-- Goal of the exercise --
Without including any pictures, write out the listing below exactly.

-- Data entries --
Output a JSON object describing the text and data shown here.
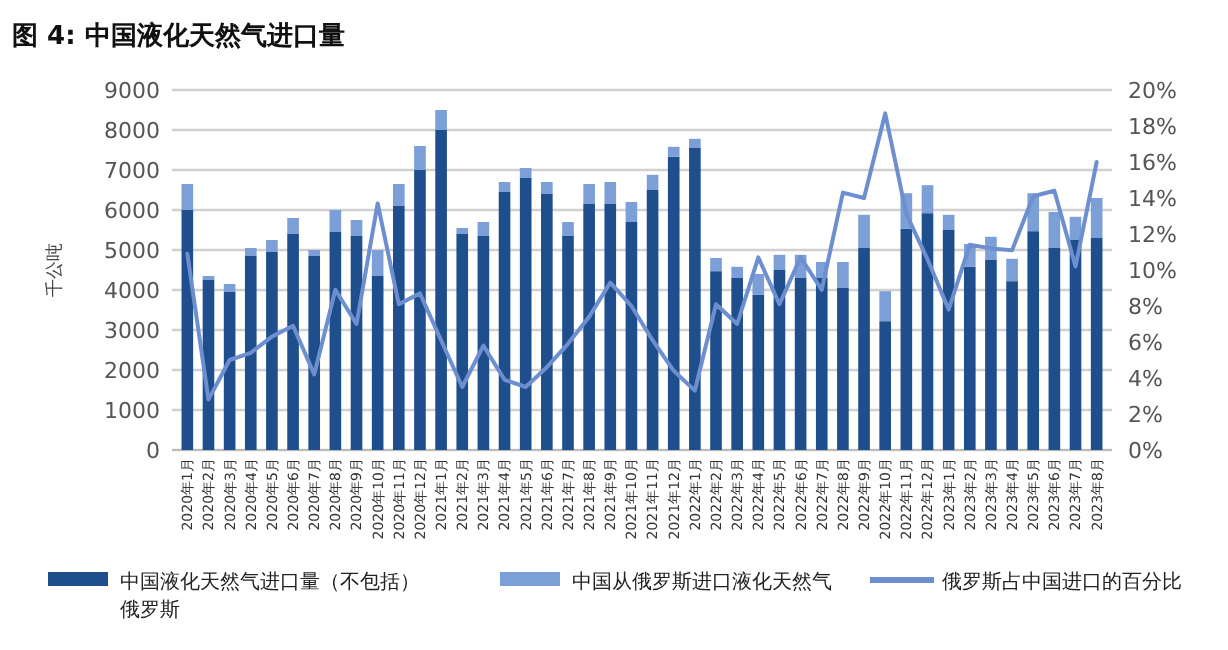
{
  "chart_data": {
    "type": "bar",
    "title": "图 4:  中国液化天然气进口量",
    "ylabel": "千公吨",
    "stacked": true,
    "legend": "bottom",
    "grid": "y",
    "categories": [
      "2020年1月",
      "2020年2月",
      "2020年3月",
      "2020年4月",
      "2020年5月",
      "2020年6月",
      "2020年7月",
      "2020年8月",
      "2020年9月",
      "2020年10月",
      "2020年11月",
      "2020年12月",
      "2021年1月",
      "2021年2月",
      "2021年3月",
      "2021年4月",
      "2021年5月",
      "2021年6月",
      "2021年7月",
      "2021年8月",
      "2021年9月",
      "2021年10月",
      "2021年11月",
      "2021年12月",
      "2022年1月",
      "2022年2月",
      "2022年3月",
      "2022年4月",
      "2022年5月",
      "2022年6月",
      "2022年7月",
      "2022年8月",
      "2022年9月",
      "2022年10月",
      "2022年11月",
      "2022年12月",
      "2023年1月",
      "2023年2月",
      "2023年3月",
      "2023年4月",
      "2023年5月",
      "2023年6月",
      "2023年7月",
      "2023年8月"
    ],
    "ylim": [
      0,
      9000
    ],
    "yticks": [
      0,
      1000,
      2000,
      3000,
      4000,
      5000,
      6000,
      7000,
      8000,
      9000
    ],
    "y2lim": [
      0,
      20
    ],
    "y2ticks": [
      {
        "value": 0,
        "label": "0%"
      },
      {
        "value": 2,
        "label": "2%"
      },
      {
        "value": 4,
        "label": "4%"
      },
      {
        "value": 6,
        "label": "6%"
      },
      {
        "value": 8,
        "label": "8%"
      },
      {
        "value": 10,
        "label": "10%"
      },
      {
        "value": 12,
        "label": "12%"
      },
      {
        "value": 14,
        "label": "14%"
      },
      {
        "value": 16,
        "label": "16%"
      },
      {
        "value": 18,
        "label": "18%"
      },
      {
        "value": 20,
        "label": "20%"
      }
    ],
    "series": [
      {
        "name": "中国液化天然气进口量（不包括）俄罗斯",
        "color": "#1f4e8c",
        "values": [
          6000,
          4250,
          3950,
          4850,
          4950,
          5400,
          4850,
          5450,
          5350,
          4350,
          6100,
          7000,
          8000,
          5400,
          5350,
          6450,
          6800,
          6400,
          5350,
          6150,
          6150,
          5700,
          6500,
          7330,
          7550,
          4470,
          4300,
          3880,
          4500,
          4300,
          4300,
          4050,
          5050,
          3220,
          5530,
          5920,
          5500,
          4580,
          4750,
          4220,
          5470,
          5050,
          5250,
          5300
        ]
      },
      {
        "name": "中国从俄罗斯进口液化天然气",
        "color": "#7b9fd6",
        "values": [
          650,
          100,
          200,
          200,
          300,
          400,
          150,
          550,
          400,
          650,
          550,
          600,
          500,
          150,
          350,
          250,
          250,
          300,
          350,
          500,
          550,
          500,
          380,
          250,
          230,
          330,
          280,
          520,
          380,
          580,
          400,
          650,
          830,
          750,
          890,
          700,
          380,
          570,
          580,
          560,
          950,
          900,
          580,
          1000
        ]
      },
      {
        "name": "俄罗斯占中国进口的百分比",
        "color": "#6d8fd0",
        "type": "line",
        "axis": "y2",
        "marker": "none",
        "line_style": "solid",
        "values": [
          10.9,
          2.8,
          5.0,
          5.4,
          6.3,
          6.9,
          4.2,
          8.9,
          7.0,
          13.7,
          8.1,
          8.7,
          6.1,
          3.5,
          5.8,
          3.9,
          3.5,
          4.6,
          5.9,
          7.4,
          9.3,
          8.0,
          6.1,
          4.4,
          3.3,
          8.1,
          7.0,
          10.7,
          8.1,
          10.7,
          8.9,
          14.3,
          14.0,
          18.7,
          13.1,
          10.6,
          7.8,
          11.4,
          11.2,
          11.1,
          14.1,
          14.4,
          10.2,
          16.0
        ]
      }
    ]
  }
}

-- Correct output --
Output a JSON object describing the text and data shown here.
{
  "chart_data": {
    "type": "bar",
    "title": "图 4:  中国液化天然气进口量",
    "ylabel": "千公吨",
    "stacked": true,
    "legend": "bottom",
    "grid": "y",
    "categories": [
      "2020年1月",
      "2020年2月",
      "2020年3月",
      "2020年4月",
      "2020年5月",
      "2020年6月",
      "2020年7月",
      "2020年8月",
      "2020年9月",
      "2020年10月",
      "2020年11月",
      "2020年12月",
      "2021年1月",
      "2021年2月",
      "2021年3月",
      "2021年4月",
      "2021年5月",
      "2021年6月",
      "2021年7月",
      "2021年8月",
      "2021年9月",
      "2021年10月",
      "2021年11月",
      "2021年12月",
      "2022年1月",
      "2022年2月",
      "2022年3月",
      "2022年4月",
      "2022年5月",
      "2022年6月",
      "2022年7月",
      "2022年8月",
      "2022年9月",
      "2022年10月",
      "2022年11月",
      "2022年12月",
      "2023年1月",
      "2023年2月",
      "2023年3月",
      "2023年4月",
      "2023年5月",
      "2023年6月",
      "2023年7月",
      "2023年8月"
    ],
    "ylim": [
      0,
      9000
    ],
    "yticks": [
      0,
      1000,
      2000,
      3000,
      4000,
      5000,
      6000,
      7000,
      8000,
      9000
    ],
    "y2lim": [
      0,
      20
    ],
    "y2ticks": [
      {
        "value": 0,
        "label": "0%"
      },
      {
        "value": 2,
        "label": "2%"
      },
      {
        "value": 4,
        "label": "4%"
      },
      {
        "value": 6,
        "label": "6%"
      },
      {
        "value": 8,
        "label": "8%"
      },
      {
        "value": 10,
        "label": "10%"
      },
      {
        "value": 12,
        "label": "12%"
      },
      {
        "value": 14,
        "label": "14%"
      },
      {
        "value": 16,
        "label": "16%"
      },
      {
        "value": 18,
        "label": "18%"
      },
      {
        "value": 20,
        "label": "20%"
      }
    ],
    "series": [
      {
        "name": "中国液化天然气进口量（不包括）俄罗斯",
        "color": "#1f4e8c",
        "values": [
          6000,
          4250,
          3950,
          4850,
          4950,
          5400,
          4850,
          5450,
          5350,
          4350,
          6100,
          7000,
          8000,
          5400,
          5350,
          6450,
          6800,
          6400,
          5350,
          6150,
          6150,
          5700,
          6500,
          7330,
          7550,
          4470,
          4300,
          3880,
          4500,
          4300,
          4300,
          4050,
          5050,
          3220,
          5530,
          5920,
          5500,
          4580,
          4750,
          4220,
          5470,
          5050,
          5250,
          5300
        ]
      },
      {
        "name": "中国从俄罗斯进口液化天然气",
        "color": "#7b9fd6",
        "values": [
          650,
          100,
          200,
          200,
          300,
          400,
          150,
          550,
          400,
          650,
          550,
          600,
          500,
          150,
          350,
          250,
          250,
          300,
          350,
          500,
          550,
          500,
          380,
          250,
          230,
          330,
          280,
          520,
          380,
          580,
          400,
          650,
          830,
          750,
          890,
          700,
          380,
          570,
          580,
          560,
          950,
          900,
          580,
          1000
        ]
      },
      {
        "name": "俄罗斯占中国进口的百分比",
        "color": "#6d8fd0",
        "type": "line",
        "axis": "y2",
        "marker": "none",
        "line_style": "solid",
        "values": [
          10.9,
          2.8,
          5.0,
          5.4,
          6.3,
          6.9,
          4.2,
          8.9,
          7.0,
          13.7,
          8.1,
          8.7,
          6.1,
          3.5,
          5.8,
          3.9,
          3.5,
          4.6,
          5.9,
          7.4,
          9.3,
          8.0,
          6.1,
          4.4,
          3.3,
          8.1,
          7.0,
          10.7,
          8.1,
          10.7,
          8.9,
          14.3,
          14.0,
          18.7,
          13.1,
          10.6,
          7.8,
          11.4,
          11.2,
          11.1,
          14.1,
          14.4,
          10.2,
          16.0
        ]
      }
    ]
  }
}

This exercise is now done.